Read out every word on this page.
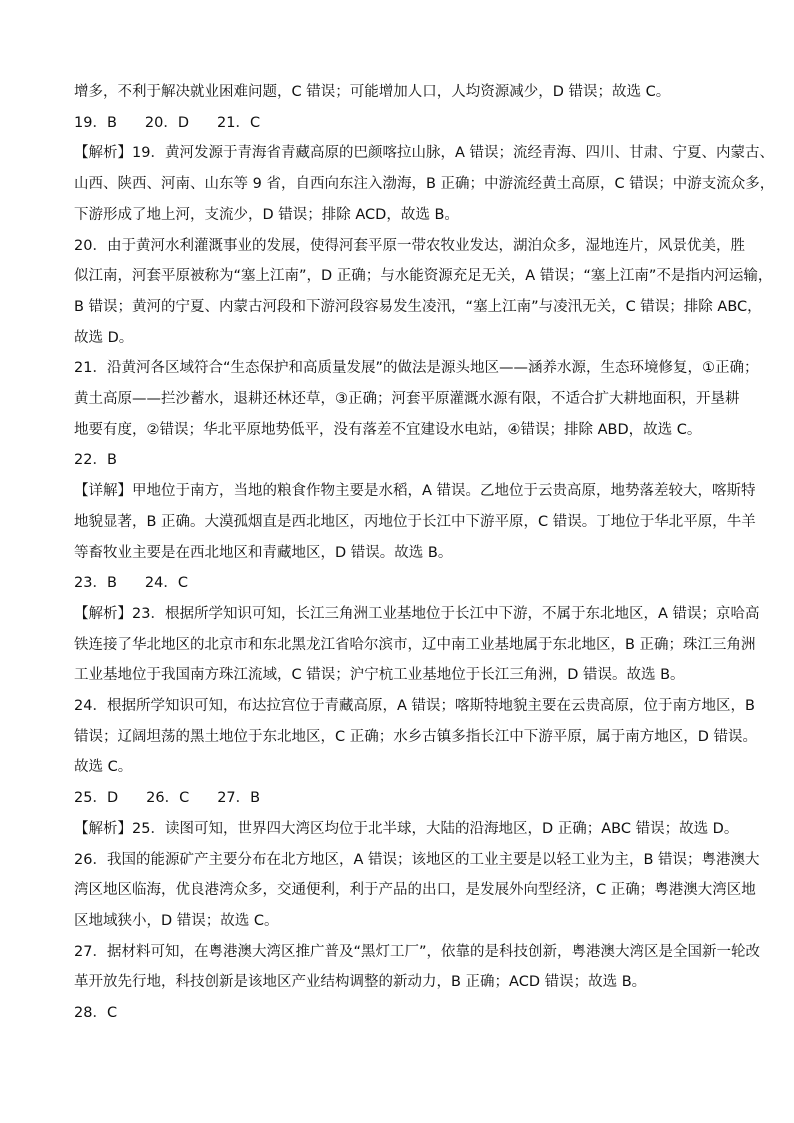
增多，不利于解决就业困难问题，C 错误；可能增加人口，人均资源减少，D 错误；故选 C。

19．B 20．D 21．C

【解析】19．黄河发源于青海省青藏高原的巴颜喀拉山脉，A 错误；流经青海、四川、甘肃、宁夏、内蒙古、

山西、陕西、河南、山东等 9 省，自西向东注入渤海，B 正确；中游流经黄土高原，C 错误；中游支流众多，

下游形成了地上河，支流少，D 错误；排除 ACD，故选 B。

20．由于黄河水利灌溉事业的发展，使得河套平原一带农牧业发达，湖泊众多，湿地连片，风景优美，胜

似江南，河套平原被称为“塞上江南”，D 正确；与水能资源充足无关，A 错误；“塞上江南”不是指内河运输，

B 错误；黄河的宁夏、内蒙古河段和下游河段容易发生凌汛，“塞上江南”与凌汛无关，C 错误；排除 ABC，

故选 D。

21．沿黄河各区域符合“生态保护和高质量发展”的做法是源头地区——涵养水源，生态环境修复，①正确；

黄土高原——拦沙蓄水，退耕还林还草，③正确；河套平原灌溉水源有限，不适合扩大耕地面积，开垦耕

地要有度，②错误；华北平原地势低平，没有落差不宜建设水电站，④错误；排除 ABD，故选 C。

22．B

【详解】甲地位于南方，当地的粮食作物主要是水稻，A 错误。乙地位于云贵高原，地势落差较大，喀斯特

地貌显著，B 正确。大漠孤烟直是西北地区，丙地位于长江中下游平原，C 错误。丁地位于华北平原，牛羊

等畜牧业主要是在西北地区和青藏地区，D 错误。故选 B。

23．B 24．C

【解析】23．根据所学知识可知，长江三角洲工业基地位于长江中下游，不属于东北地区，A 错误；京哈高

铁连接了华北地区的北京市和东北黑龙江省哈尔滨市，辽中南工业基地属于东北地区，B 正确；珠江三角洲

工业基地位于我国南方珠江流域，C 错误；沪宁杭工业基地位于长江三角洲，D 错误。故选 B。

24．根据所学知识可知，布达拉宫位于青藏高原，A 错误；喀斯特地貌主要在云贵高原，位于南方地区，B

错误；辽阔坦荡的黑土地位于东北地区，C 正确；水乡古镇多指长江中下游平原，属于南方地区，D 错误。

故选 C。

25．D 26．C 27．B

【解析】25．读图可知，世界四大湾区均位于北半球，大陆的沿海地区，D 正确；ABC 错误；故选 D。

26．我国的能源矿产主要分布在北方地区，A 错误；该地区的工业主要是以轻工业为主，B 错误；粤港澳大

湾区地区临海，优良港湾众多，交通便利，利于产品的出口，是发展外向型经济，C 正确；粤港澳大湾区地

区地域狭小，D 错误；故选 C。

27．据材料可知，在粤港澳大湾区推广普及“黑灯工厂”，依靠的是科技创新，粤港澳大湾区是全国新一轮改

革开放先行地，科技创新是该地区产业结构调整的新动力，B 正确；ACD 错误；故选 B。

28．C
::::::::::
__Stated problem__
Leave out the pictures and reproduce the rest of the listing exactly.

__Result below__
Read out every word on this page.
增多，不利于解决就业困难问题，C 错误；可能增加人口，人均资源减少，D 错误；故选 C。

19．B 20．D 21．C

【解析】19．黄河发源于青海省青藏高原的巴颜喀拉山脉，A 错误；流经青海、四川、甘肃、宁夏、内蒙古、

山西、陕西、河南、山东等 9 省，自西向东注入渤海，B 正确；中游流经黄土高原，C 错误；中游支流众多，

下游形成了地上河，支流少，D 错误；排除 ACD，故选 B。

20．由于黄河水利灌溉事业的发展，使得河套平原一带农牧业发达，湖泊众多，湿地连片，风景优美，胜

似江南，河套平原被称为“塞上江南”，D 正确；与水能资源充足无关，A 错误；“塞上江南”不是指内河运输，

B 错误；黄河的宁夏、内蒙古河段和下游河段容易发生凌汛，“塞上江南”与凌汛无关，C 错误；排除 ABC，

故选 D。

21．沿黄河各区域符合“生态保护和高质量发展”的做法是源头地区——涵养水源，生态环境修复，①正确；

黄土高原——拦沙蓄水，退耕还林还草，③正确；河套平原灌溉水源有限，不适合扩大耕地面积，开垦耕

地要有度，②错误；华北平原地势低平，没有落差不宜建设水电站，④错误；排除 ABD，故选 C。

22．B

【详解】甲地位于南方，当地的粮食作物主要是水稻，A 错误。乙地位于云贵高原，地势落差较大，喀斯特

地貌显著，B 正确。大漠孤烟直是西北地区，丙地位于长江中下游平原，C 错误。丁地位于华北平原，牛羊

等畜牧业主要是在西北地区和青藏地区，D 错误。故选 B。

23．B 24．C

【解析】23．根据所学知识可知，长江三角洲工业基地位于长江中下游，不属于东北地区，A 错误；京哈高

铁连接了华北地区的北京市和东北黑龙江省哈尔滨市，辽中南工业基地属于东北地区，B 正确；珠江三角洲

工业基地位于我国南方珠江流域，C 错误；沪宁杭工业基地位于长江三角洲，D 错误。故选 B。

24．根据所学知识可知，布达拉宫位于青藏高原，A 错误；喀斯特地貌主要在云贵高原，位于南方地区，B

错误；辽阔坦荡的黑土地位于东北地区，C 正确；水乡古镇多指长江中下游平原，属于南方地区，D 错误。

故选 C。

25．D 26．C 27．B

【解析】25．读图可知，世界四大湾区均位于北半球，大陆的沿海地区，D 正确；ABC 错误；故选 D。

26．我国的能源矿产主要分布在北方地区，A 错误；该地区的工业主要是以轻工业为主，B 错误；粤港澳大

湾区地区临海，优良港湾众多，交通便利，利于产品的出口，是发展外向型经济，C 正确；粤港澳大湾区地

区地域狭小，D 错误；故选 C。

27．据材料可知，在粤港澳大湾区推广普及“黑灯工厂”，依靠的是科技创新，粤港澳大湾区是全国新一轮改

革开放先行地，科技创新是该地区产业结构调整的新动力，B 正确；ACD 错误；故选 B。

28．C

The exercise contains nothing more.